= The exercise =
Every record must appear in your copy exactly as written, with no pictures.
....
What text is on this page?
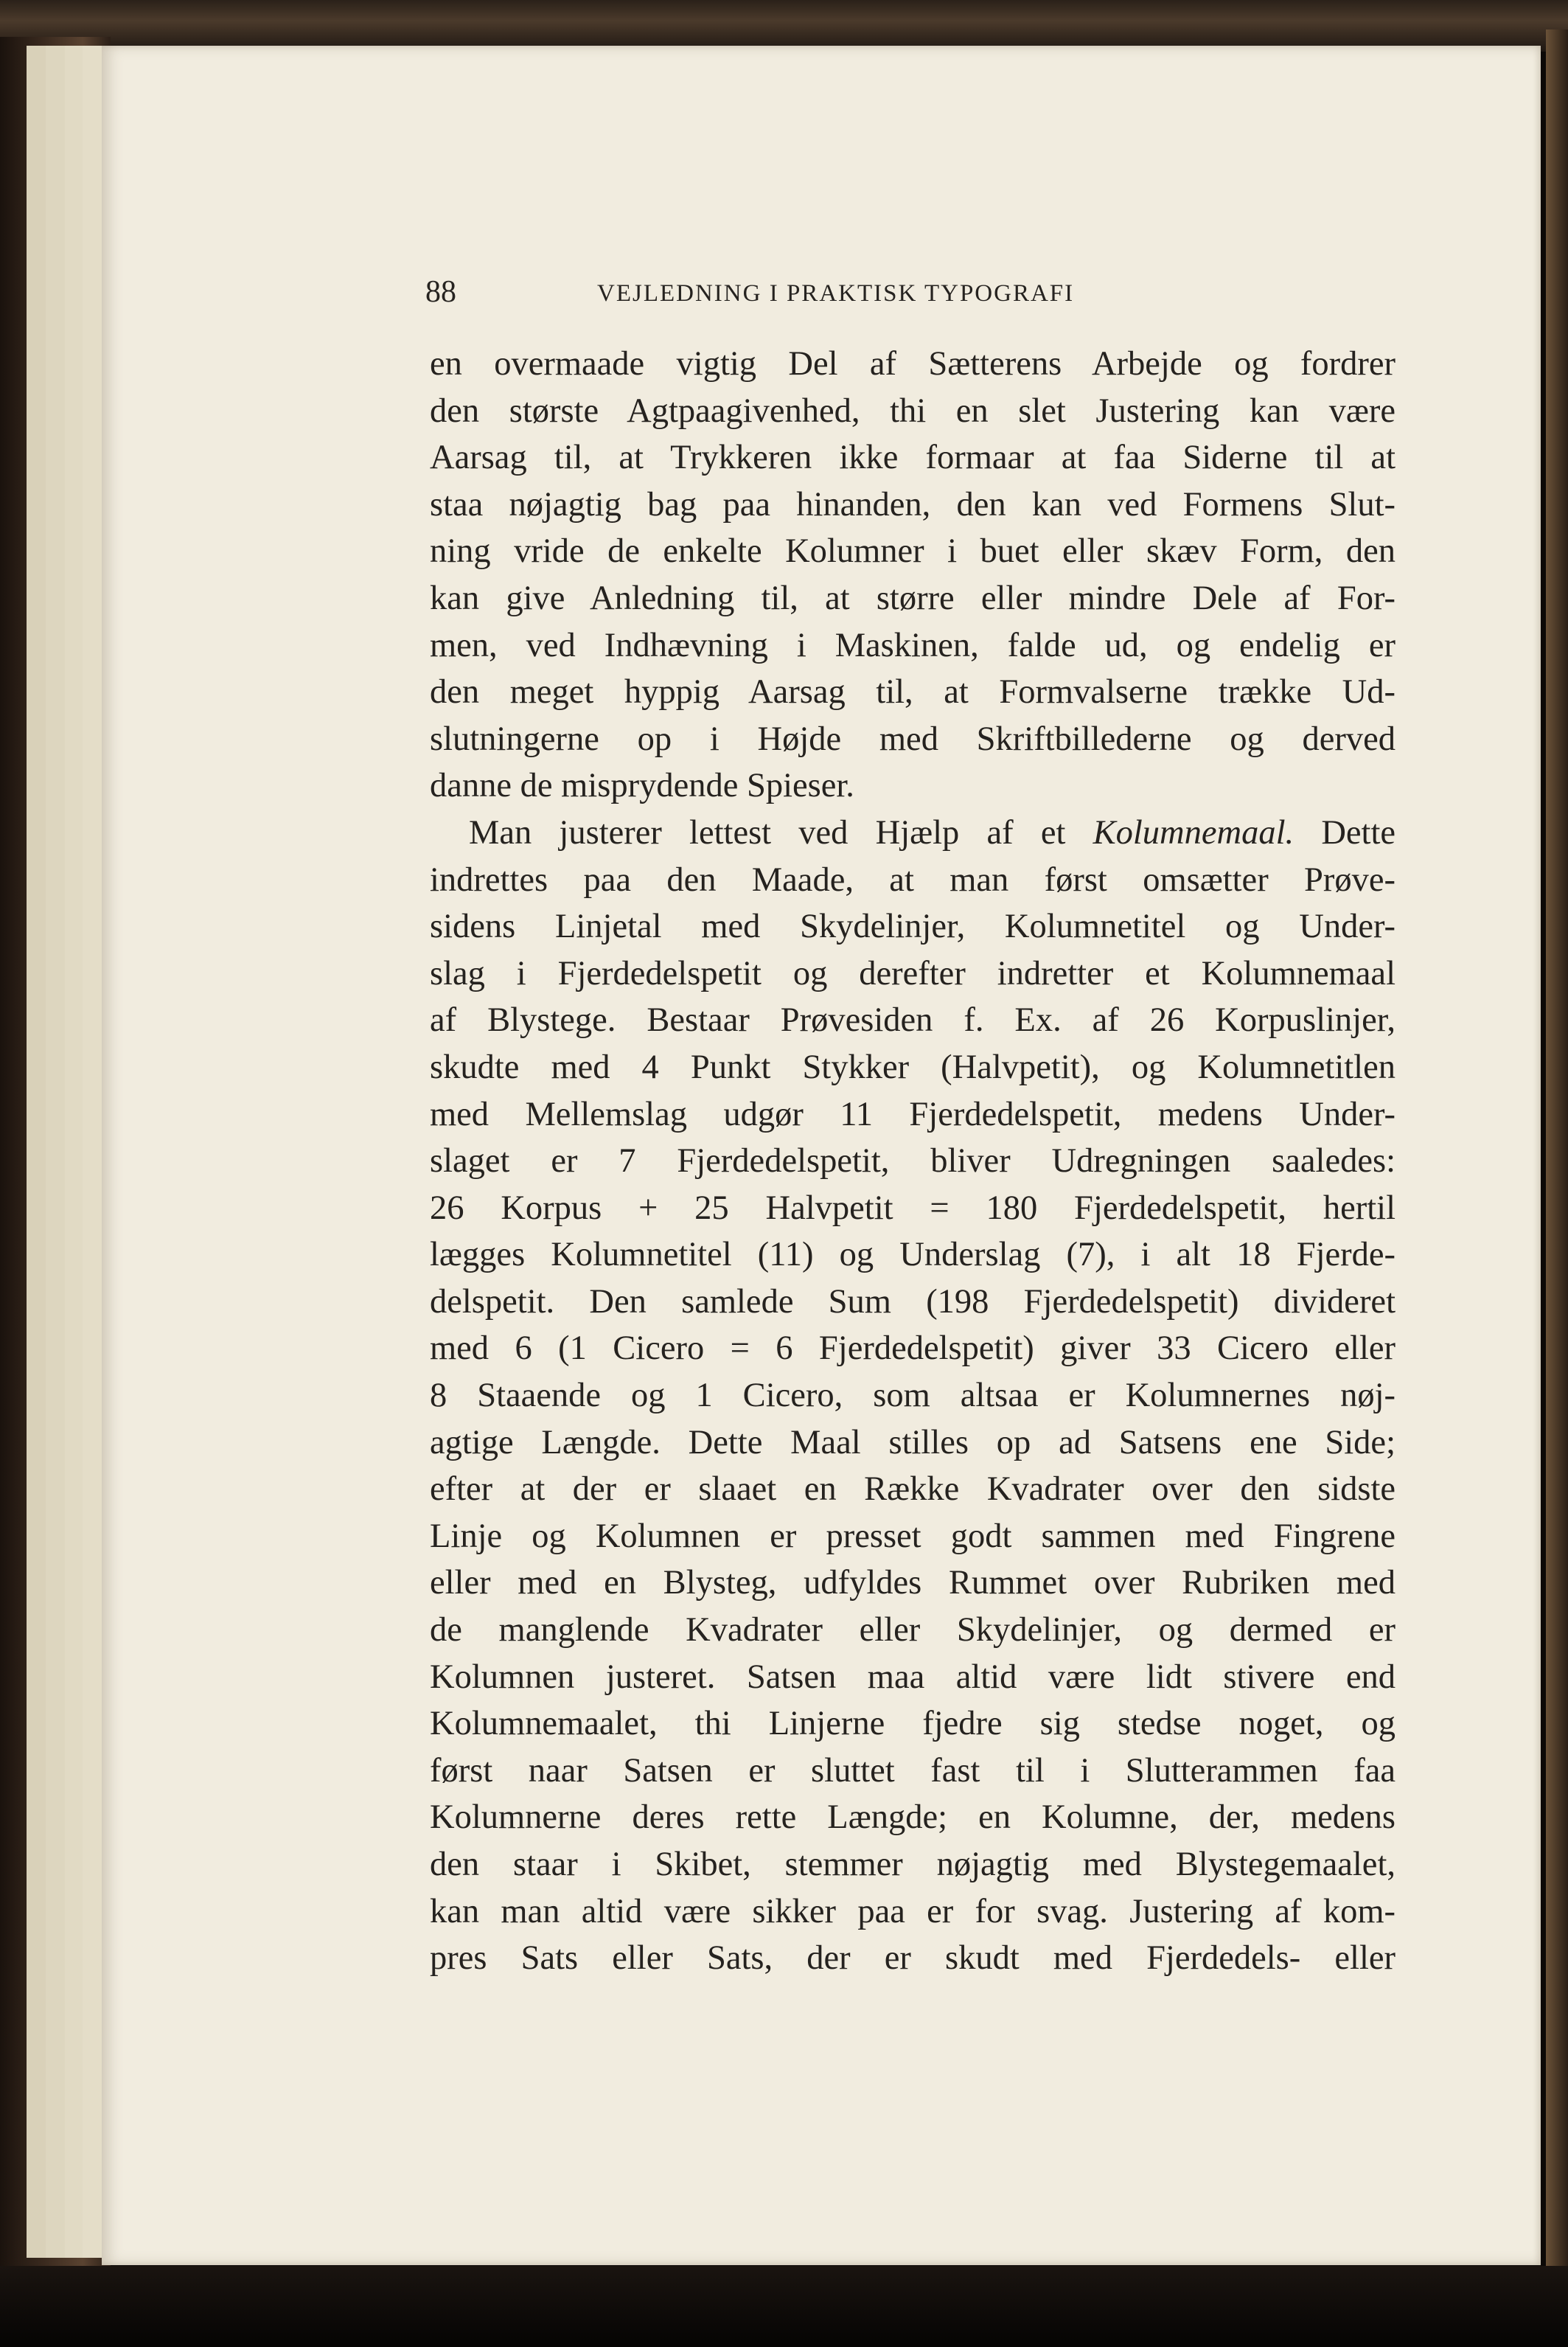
88	VEJLEDNING I PRAKTISK TYPOGRAFI
en overmaade vigtig Del af Sætterens Arbejde og fordrer
den største Agtpaagivenhed, thi en slet Justering kan være
Aarsag til, at Trykkeren ikke formaar at faa Siderne til at
staa nøjagtig bag paa hinanden, den kan ved Formens Slut-
ning vride de enkelte Kolumner i buet eller skæv Form, den
kan give Anledning til, at større eller mindre Dele af For-
men, ved Indhævning i Maskinen, falde ud, og endelig er
den meget hyppig Aarsag til, at Formvalserne trække Ud-
slutningerne op i Højde med Skriftbillederne og derved
danne de misprydende Spieser.
Man justerer lettest ved Hjælp af et Kolumnemaal. Dette
indrettes paa den Maade, at man først omsætter Prøve-
sidens Linjetal med Skydelinjer, Kolumnetitel og Under-
slag i Fjerdedelspetit og derefter indretter et Kolumnemaal
af Blystege. Bestaar Prøvesiden f. Ex. af 26 Korpuslinjer,
skudte med 4 Punkt Stykker (Halvpetit), og Kolumnetitlen
med Mellemslag udgør 11 Fjerdedelspetit, medens Under-
slaget er 7 Fjerdedelspetit, bliver Udregningen saaledes:
26 Korpus + 25 Halvpetit = 180 Fjerdedelspetit, hertil
lægges Kolumnetitel (11) og Underslag (7), i alt 18 Fjerde-
delspetit. Den samlede Sum (198 Fjerdedelspetit) divideret
med 6 (1 Cicero = 6 Fjerdedelspetit) giver 33 Cicero eller
8 Staaende og 1 Cicero, som altsaa er Kolumnernes nøj-
agtige Længde. Dette Maal stilles op ad Satsens ene Side;
efter at der er slaaet en Række Kvadrater over den sidste
Linje og Kolumnen er presset godt sammen med Fingrene
eller med en Blysteg, udfyldes Rummet over Rubriken med
de manglende Kvadrater eller Skydelinjer, og dermed er
Kolumnen justeret. Satsen maa altid være lidt stivere end
Kolumnemaalet, thi Linjerne fjedre sig stedse noget, og
først naar Satsen er sluttet fast til i Slutterammen faa
Kolumnerne deres rette Længde; en Kolumne, der, medens
den staar i Skibet, stemmer nøjagtig med Blystegemaalet,
kan man altid være sikker paa er for svag. Justering af kom-
pres Sats eller Sats, der er skudt med Fjerdedels- eller
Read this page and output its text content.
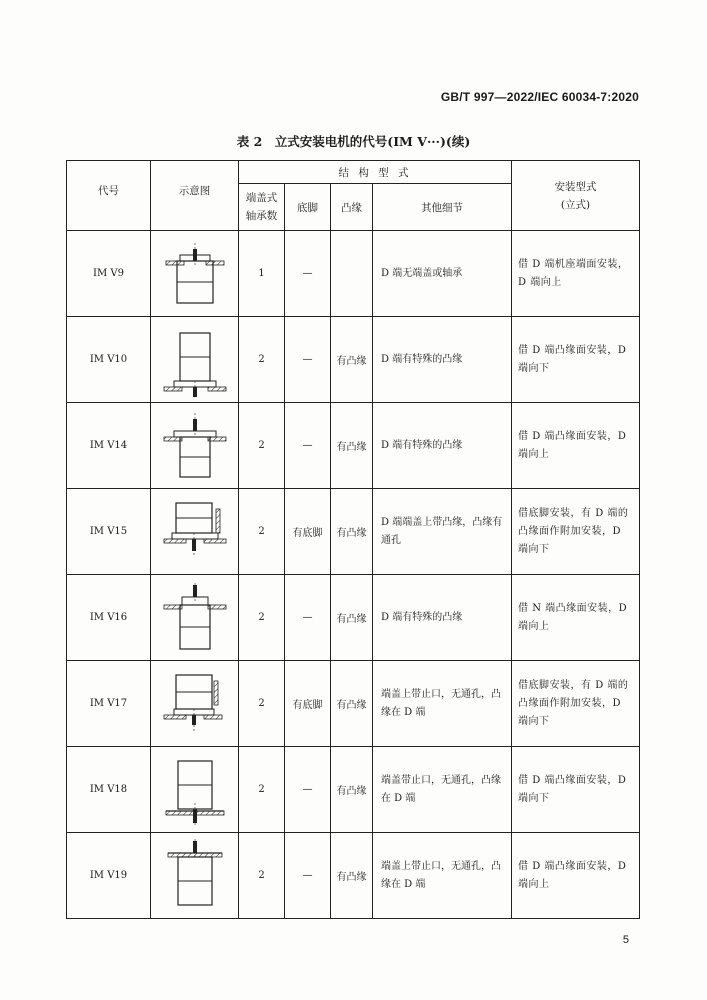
GB/T 997—2022/IEC 60034-7:2020
表 2　立式安装电机的代号(IM V···)(续)
代号	示意图	结 构 型 式				安装型式
(立式)
		端盖式
轴承数	底脚	凸缘	其他细节	
IM V9		1	—		D 端无端盖或轴承	借 D 端机座端面安装，D 端向上
IM V10		2	—	有凸缘	D 端有特殊的凸缘	借 D 端凸缘面安装，D 端向下
IM V14		2	—	有凸缘	D 端有特殊的凸缘	借 D 端凸缘面安装，D 端向上
IM V15		2	有底脚	有凸缘	D 端端盖上带凸缘，凸缘有通孔	借底脚安装，有 D 端的凸缘面作附加安装，D 端向下
IM V16		2	—	有凸缘	D 端有特殊的凸缘	借 N 端凸缘面安装，D 端向上
IM V17		2	有底脚	有凸缘	端盖上带止口，无通孔，凸缘在 D 端	借底脚安装，有 D 端的凸缘面作附加安装，D 端向下
IM V18		2	—	有凸缘	端盖带止口，无通孔，凸缘在 D 端	借 D 端凸缘面安装，D 端向下
IM V19		2	—	有凸缘	端盖上带止口，无通孔，凸缘在 D 端	借 D 端凸缘面安装，D 端向上
5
....
= Task answer =
What text is on this page?
88	VEJLEDNING I PRAKTISK TYPOGRAFI
en overmaade vigtig Del af Sætterens Arbejde og fordrer
den største Agtpaagivenhed, thi en slet Justering kan være
Aarsag til, at Trykkeren ikke formaar at faa Siderne til at
staa nøjagtig bag paa hinanden, den kan ved Formens Slut-
ning vride de enkelte Kolumner i buet eller skæv Form, den
kan give Anledning til, at større eller mindre Dele af For-
men, ved Indhævning i Maskinen, falde ud, og endelig er
den meget hyppig Aarsag til, at Formvalserne trække Ud-
slutningerne op i Højde med Skriftbillederne og derved
danne de misprydende Spieser.
Man justerer lettest ved Hjælp af et Kolumnemaal. Dette
indrettes paa den Maade, at man først omsætter Prøve-
sidens Linjetal med Skydelinjer, Kolumnetitel og Under-
slag i Fjerdedelspetit og derefter indretter et Kolumnemaal
af Blystege. Bestaar Prøvesiden f. Ex. af 26 Korpuslinjer,
skudte med 4 Punkt Stykker (Halvpetit), og Kolumnetitlen
med Mellemslag udgør 11 Fjerdedelspetit, medens Under-
slaget er 7 Fjerdedelspetit, bliver Udregningen saaledes:
26 Korpus + 25 Halvpetit = 180 Fjerdedelspetit, hertil
lægges Kolumnetitel (11) og Underslag (7), i alt 18 Fjerde-
delspetit. Den samlede Sum (198 Fjerdedelspetit) divideret
med 6 (1 Cicero = 6 Fjerdedelspetit) giver 33 Cicero eller
8 Staaende og 1 Cicero, som altsaa er Kolumnernes nøj-
agtige Længde. Dette Maal stilles op ad Satsens ene Side;
efter at der er slaaet en Række Kvadrater over den sidste
Linje og Kolumnen er presset godt sammen med Fingrene
eller med en Blysteg, udfyldes Rummet over Rubriken med
de manglende Kvadrater eller Skydelinjer, og dermed er
Kolumnen justeret. Satsen maa altid være lidt stivere end
Kolumnemaalet, thi Linjerne fjedre sig stedse noget, og
først naar Satsen er sluttet fast til i Slutterammen faa
Kolumnerne deres rette Længde; en Kolumne, der, medens
den staar i Skibet, stemmer nøjagtig med Blystegemaalet,
kan man altid være sikker paa er for svag. Justering af kom-
pres Sats eller Sats, der er skudt med Fjerdedels- eller
Read this page and output its text content.
GB/T 997—2022/IEC 60034-7:2020
表 2　立式安装电机的代号(IM V···)(续)
代号	示意图	结 构 型 式				安装型式
(立式)
		端盖式
轴承数	底脚	凸缘	其他细节	
IM V9		1	—		D 端无端盖或轴承	借 D 端机座端面安装，D 端向上
IM V10		2	—	有凸缘	D 端有特殊的凸缘	借 D 端凸缘面安装，D 端向下
IM V14		2	—	有凸缘	D 端有特殊的凸缘	借 D 端凸缘面安装，D 端向上
IM V15		2	有底脚	有凸缘	D 端端盖上带凸缘，凸缘有通孔	借底脚安装，有 D 端的凸缘面作附加安装，D 端向下
IM V16		2	—	有凸缘	D 端有特殊的凸缘	借 N 端凸缘面安装，D 端向上
IM V17		2	有底脚	有凸缘	端盖上带止口，无通孔，凸缘在 D 端	借底脚安装，有 D 端的凸缘面作附加安装，D 端向下
IM V18		2	—	有凸缘	端盖带止口，无通孔，凸缘在 D 端	借 D 端凸缘面安装，D 端向下
IM V19		2	—	有凸缘	端盖上带止口，无通孔，凸缘在 D 端	借 D 端凸缘面安装，D 端向上
5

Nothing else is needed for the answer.